**Request**
In full and without deviation, write out the entries that follow.

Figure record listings
□ □ □ □ □

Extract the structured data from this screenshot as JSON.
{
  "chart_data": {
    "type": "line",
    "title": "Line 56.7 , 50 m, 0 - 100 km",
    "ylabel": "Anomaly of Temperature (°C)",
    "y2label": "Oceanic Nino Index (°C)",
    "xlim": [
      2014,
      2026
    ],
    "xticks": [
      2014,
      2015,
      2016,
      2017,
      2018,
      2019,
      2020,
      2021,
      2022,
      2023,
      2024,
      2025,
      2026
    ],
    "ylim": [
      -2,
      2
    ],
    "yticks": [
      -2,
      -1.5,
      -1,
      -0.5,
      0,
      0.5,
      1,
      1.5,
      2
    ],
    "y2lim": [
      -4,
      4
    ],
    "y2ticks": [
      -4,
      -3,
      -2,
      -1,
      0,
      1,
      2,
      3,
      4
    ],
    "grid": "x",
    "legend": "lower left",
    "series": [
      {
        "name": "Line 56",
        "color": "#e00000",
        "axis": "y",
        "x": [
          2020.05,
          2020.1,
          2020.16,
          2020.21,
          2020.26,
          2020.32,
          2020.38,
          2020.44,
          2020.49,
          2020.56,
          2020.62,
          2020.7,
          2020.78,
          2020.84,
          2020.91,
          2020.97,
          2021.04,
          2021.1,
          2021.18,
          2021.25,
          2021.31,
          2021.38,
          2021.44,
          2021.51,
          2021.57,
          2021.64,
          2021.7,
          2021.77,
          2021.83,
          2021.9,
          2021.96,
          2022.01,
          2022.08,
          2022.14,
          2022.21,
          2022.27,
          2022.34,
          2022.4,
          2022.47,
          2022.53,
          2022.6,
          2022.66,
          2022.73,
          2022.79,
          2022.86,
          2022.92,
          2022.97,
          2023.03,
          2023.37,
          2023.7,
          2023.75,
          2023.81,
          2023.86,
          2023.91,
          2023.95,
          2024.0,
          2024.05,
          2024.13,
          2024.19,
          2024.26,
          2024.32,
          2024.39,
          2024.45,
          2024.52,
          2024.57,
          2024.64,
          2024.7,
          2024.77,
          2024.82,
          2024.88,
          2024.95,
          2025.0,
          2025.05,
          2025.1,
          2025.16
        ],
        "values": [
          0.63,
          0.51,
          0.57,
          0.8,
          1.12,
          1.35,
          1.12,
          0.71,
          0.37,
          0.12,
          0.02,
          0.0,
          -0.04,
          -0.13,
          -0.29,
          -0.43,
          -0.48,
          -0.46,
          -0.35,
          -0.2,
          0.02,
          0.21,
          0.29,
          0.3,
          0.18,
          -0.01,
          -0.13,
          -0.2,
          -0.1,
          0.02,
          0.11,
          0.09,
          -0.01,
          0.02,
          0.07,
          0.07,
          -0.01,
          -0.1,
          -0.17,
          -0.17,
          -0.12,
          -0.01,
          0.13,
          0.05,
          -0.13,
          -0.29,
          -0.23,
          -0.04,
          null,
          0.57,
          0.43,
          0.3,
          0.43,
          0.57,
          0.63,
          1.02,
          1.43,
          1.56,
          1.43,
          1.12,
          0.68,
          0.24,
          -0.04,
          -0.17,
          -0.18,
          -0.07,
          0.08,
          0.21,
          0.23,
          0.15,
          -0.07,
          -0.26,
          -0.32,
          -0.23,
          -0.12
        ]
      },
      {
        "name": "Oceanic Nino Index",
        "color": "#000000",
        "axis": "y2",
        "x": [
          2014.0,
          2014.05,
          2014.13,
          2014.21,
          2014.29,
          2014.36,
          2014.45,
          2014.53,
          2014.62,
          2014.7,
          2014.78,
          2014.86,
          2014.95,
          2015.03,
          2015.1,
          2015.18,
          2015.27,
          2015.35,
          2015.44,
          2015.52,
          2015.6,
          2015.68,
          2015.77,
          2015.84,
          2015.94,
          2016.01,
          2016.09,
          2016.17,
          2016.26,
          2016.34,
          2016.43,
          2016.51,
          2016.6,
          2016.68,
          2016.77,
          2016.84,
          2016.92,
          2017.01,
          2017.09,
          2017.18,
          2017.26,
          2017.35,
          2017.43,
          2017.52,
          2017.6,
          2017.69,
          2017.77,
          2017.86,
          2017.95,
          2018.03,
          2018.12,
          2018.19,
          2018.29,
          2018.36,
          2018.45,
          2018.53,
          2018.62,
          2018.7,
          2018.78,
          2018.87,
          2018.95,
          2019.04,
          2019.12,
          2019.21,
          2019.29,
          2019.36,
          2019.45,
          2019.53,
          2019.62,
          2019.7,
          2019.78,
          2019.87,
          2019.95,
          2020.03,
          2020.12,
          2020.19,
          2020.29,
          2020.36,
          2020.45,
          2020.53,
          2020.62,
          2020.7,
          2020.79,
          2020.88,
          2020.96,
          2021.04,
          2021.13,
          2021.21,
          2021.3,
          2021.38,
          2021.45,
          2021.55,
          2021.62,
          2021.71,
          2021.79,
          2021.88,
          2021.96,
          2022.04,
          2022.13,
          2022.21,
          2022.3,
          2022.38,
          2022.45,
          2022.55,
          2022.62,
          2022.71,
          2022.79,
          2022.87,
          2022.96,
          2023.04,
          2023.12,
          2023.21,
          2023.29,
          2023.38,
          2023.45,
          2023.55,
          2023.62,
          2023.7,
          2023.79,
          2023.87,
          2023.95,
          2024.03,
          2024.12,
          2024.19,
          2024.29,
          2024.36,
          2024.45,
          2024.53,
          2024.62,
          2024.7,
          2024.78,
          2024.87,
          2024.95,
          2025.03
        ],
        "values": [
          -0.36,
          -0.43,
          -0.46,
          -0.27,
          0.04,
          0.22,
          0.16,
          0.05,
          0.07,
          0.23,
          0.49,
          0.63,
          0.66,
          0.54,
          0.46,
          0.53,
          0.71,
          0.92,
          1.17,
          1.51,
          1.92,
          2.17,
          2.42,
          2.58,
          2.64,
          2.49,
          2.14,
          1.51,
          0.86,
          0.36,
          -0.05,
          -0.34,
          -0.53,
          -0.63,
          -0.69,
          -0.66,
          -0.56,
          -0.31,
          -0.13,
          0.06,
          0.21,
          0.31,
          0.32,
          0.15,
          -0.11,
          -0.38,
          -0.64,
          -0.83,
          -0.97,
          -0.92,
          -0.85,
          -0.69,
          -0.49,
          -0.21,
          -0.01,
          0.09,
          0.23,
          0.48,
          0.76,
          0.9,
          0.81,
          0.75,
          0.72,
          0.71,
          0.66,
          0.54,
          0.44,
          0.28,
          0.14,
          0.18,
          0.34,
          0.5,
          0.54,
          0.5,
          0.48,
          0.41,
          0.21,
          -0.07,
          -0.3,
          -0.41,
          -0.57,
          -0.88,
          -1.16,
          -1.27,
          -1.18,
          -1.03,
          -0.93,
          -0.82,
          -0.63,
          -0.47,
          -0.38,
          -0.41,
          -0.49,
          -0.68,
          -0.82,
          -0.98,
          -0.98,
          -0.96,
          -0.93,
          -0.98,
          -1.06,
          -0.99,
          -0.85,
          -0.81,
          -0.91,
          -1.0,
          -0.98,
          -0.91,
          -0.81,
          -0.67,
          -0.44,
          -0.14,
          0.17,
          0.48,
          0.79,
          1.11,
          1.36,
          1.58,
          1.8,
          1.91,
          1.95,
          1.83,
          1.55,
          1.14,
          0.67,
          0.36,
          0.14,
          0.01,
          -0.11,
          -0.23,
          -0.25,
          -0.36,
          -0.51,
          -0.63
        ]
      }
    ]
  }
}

□ □ □ □ □

**Response**
Extract the structured data from this screenshot as JSON.
{
  "chart_data": {
    "type": "line",
    "title": "Line 56.7 , 50 m, 0 - 100 km",
    "ylabel": "Anomaly of Temperature (°C)",
    "y2label": "Oceanic Nino Index (°C)",
    "xlim": [
      2014,
      2026
    ],
    "xticks": [
      2014,
      2015,
      2016,
      2017,
      2018,
      2019,
      2020,
      2021,
      2022,
      2023,
      2024,
      2025,
      2026
    ],
    "ylim": [
      -2,
      2
    ],
    "yticks": [
      -2,
      -1.5,
      -1,
      -0.5,
      0,
      0.5,
      1,
      1.5,
      2
    ],
    "y2lim": [
      -4,
      4
    ],
    "y2ticks": [
      -4,
      -3,
      -2,
      -1,
      0,
      1,
      2,
      3,
      4
    ],
    "grid": "x",
    "legend": "lower left",
    "series": [
      {
        "name": "Line 56",
        "color": "#e00000",
        "axis": "y",
        "x": [
          2020.05,
          2020.1,
          2020.16,
          2020.21,
          2020.26,
          2020.32,
          2020.38,
          2020.44,
          2020.49,
          2020.56,
          2020.62,
          2020.7,
          2020.78,
          2020.84,
          2020.91,
          2020.97,
          2021.04,
          2021.1,
          2021.18,
          2021.25,
          2021.31,
          2021.38,
          2021.44,
          2021.51,
          2021.57,
          2021.64,
          2021.7,
          2021.77,
          2021.83,
          2021.9,
          2021.96,
          2022.01,
          2022.08,
          2022.14,
          2022.21,
          2022.27,
          2022.34,
          2022.4,
          2022.47,
          2022.53,
          2022.6,
          2022.66,
          2022.73,
          2022.79,
          2022.86,
          2022.92,
          2022.97,
          2023.03,
          2023.37,
          2023.7,
          2023.75,
          2023.81,
          2023.86,
          2023.91,
          2023.95,
          2024.0,
          2024.05,
          2024.13,
          2024.19,
          2024.26,
          2024.32,
          2024.39,
          2024.45,
          2024.52,
          2024.57,
          2024.64,
          2024.7,
          2024.77,
          2024.82,
          2024.88,
          2024.95,
          2025.0,
          2025.05,
          2025.1,
          2025.16
        ],
        "values": [
          0.63,
          0.51,
          0.57,
          0.8,
          1.12,
          1.35,
          1.12,
          0.71,
          0.37,
          0.12,
          0.02,
          0.0,
          -0.04,
          -0.13,
          -0.29,
          -0.43,
          -0.48,
          -0.46,
          -0.35,
          -0.2,
          0.02,
          0.21,
          0.29,
          0.3,
          0.18,
          -0.01,
          -0.13,
          -0.2,
          -0.1,
          0.02,
          0.11,
          0.09,
          -0.01,
          0.02,
          0.07,
          0.07,
          -0.01,
          -0.1,
          -0.17,
          -0.17,
          -0.12,
          -0.01,
          0.13,
          0.05,
          -0.13,
          -0.29,
          -0.23,
          -0.04,
          null,
          0.57,
          0.43,
          0.3,
          0.43,
          0.57,
          0.63,
          1.02,
          1.43,
          1.56,
          1.43,
          1.12,
          0.68,
          0.24,
          -0.04,
          -0.17,
          -0.18,
          -0.07,
          0.08,
          0.21,
          0.23,
          0.15,
          -0.07,
          -0.26,
          -0.32,
          -0.23,
          -0.12
        ]
      },
      {
        "name": "Oceanic Nino Index",
        "color": "#000000",
        "axis": "y2",
        "x": [
          2014.0,
          2014.05,
          2014.13,
          2014.21,
          2014.29,
          2014.36,
          2014.45,
          2014.53,
          2014.62,
          2014.7,
          2014.78,
          2014.86,
          2014.95,
          2015.03,
          2015.1,
          2015.18,
          2015.27,
          2015.35,
          2015.44,
          2015.52,
          2015.6,
          2015.68,
          2015.77,
          2015.84,
          2015.94,
          2016.01,
          2016.09,
          2016.17,
          2016.26,
          2016.34,
          2016.43,
          2016.51,
          2016.6,
          2016.68,
          2016.77,
          2016.84,
          2016.92,
          2017.01,
          2017.09,
          2017.18,
          2017.26,
          2017.35,
          2017.43,
          2017.52,
          2017.6,
          2017.69,
          2017.77,
          2017.86,
          2017.95,
          2018.03,
          2018.12,
          2018.19,
          2018.29,
          2018.36,
          2018.45,
          2018.53,
          2018.62,
          2018.7,
          2018.78,
          2018.87,
          2018.95,
          2019.04,
          2019.12,
          2019.21,
          2019.29,
          2019.36,
          2019.45,
          2019.53,
          2019.62,
          2019.7,
          2019.78,
          2019.87,
          2019.95,
          2020.03,
          2020.12,
          2020.19,
          2020.29,
          2020.36,
          2020.45,
          2020.53,
          2020.62,
          2020.7,
          2020.79,
          2020.88,
          2020.96,
          2021.04,
          2021.13,
          2021.21,
          2021.3,
          2021.38,
          2021.45,
          2021.55,
          2021.62,
          2021.71,
          2021.79,
          2021.88,
          2021.96,
          2022.04,
          2022.13,
          2022.21,
          2022.3,
          2022.38,
          2022.45,
          2022.55,
          2022.62,
          2022.71,
          2022.79,
          2022.87,
          2022.96,
          2023.04,
          2023.12,
          2023.21,
          2023.29,
          2023.38,
          2023.45,
          2023.55,
          2023.62,
          2023.7,
          2023.79,
          2023.87,
          2023.95,
          2024.03,
          2024.12,
          2024.19,
          2024.29,
          2024.36,
          2024.45,
          2024.53,
          2024.62,
          2024.7,
          2024.78,
          2024.87,
          2024.95,
          2025.03
        ],
        "values": [
          -0.36,
          -0.43,
          -0.46,
          -0.27,
          0.04,
          0.22,
          0.16,
          0.05,
          0.07,
          0.23,
          0.49,
          0.63,
          0.66,
          0.54,
          0.46,
          0.53,
          0.71,
          0.92,
          1.17,
          1.51,
          1.92,
          2.17,
          2.42,
          2.58,
          2.64,
          2.49,
          2.14,
          1.51,
          0.86,
          0.36,
          -0.05,
          -0.34,
          -0.53,
          -0.63,
          -0.69,
          -0.66,
          -0.56,
          -0.31,
          -0.13,
          0.06,
          0.21,
          0.31,
          0.32,
          0.15,
          -0.11,
          -0.38,
          -0.64,
          -0.83,
          -0.97,
          -0.92,
          -0.85,
          -0.69,
          -0.49,
          -0.21,
          -0.01,
          0.09,
          0.23,
          0.48,
          0.76,
          0.9,
          0.81,
          0.75,
          0.72,
          0.71,
          0.66,
          0.54,
          0.44,
          0.28,
          0.14,
          0.18,
          0.34,
          0.5,
          0.54,
          0.5,
          0.48,
          0.41,
          0.21,
          -0.07,
          -0.3,
          -0.41,
          -0.57,
          -0.88,
          -1.16,
          -1.27,
          -1.18,
          -1.03,
          -0.93,
          -0.82,
          -0.63,
          -0.47,
          -0.38,
          -0.41,
          -0.49,
          -0.68,
          -0.82,
          -0.98,
          -0.98,
          -0.96,
          -0.93,
          -0.98,
          -1.06,
          -0.99,
          -0.85,
          -0.81,
          -0.91,
          -1.0,
          -0.98,
          -0.91,
          -0.81,
          -0.67,
          -0.44,
          -0.14,
          0.17,
          0.48,
          0.79,
          1.11,
          1.36,
          1.58,
          1.8,
          1.91,
          1.95,
          1.83,
          1.55,
          1.14,
          0.67,
          0.36,
          0.14,
          0.01,
          -0.11,
          -0.23,
          -0.25,
          -0.36,
          -0.51,
          -0.63
        ]
      }
    ]
  }
}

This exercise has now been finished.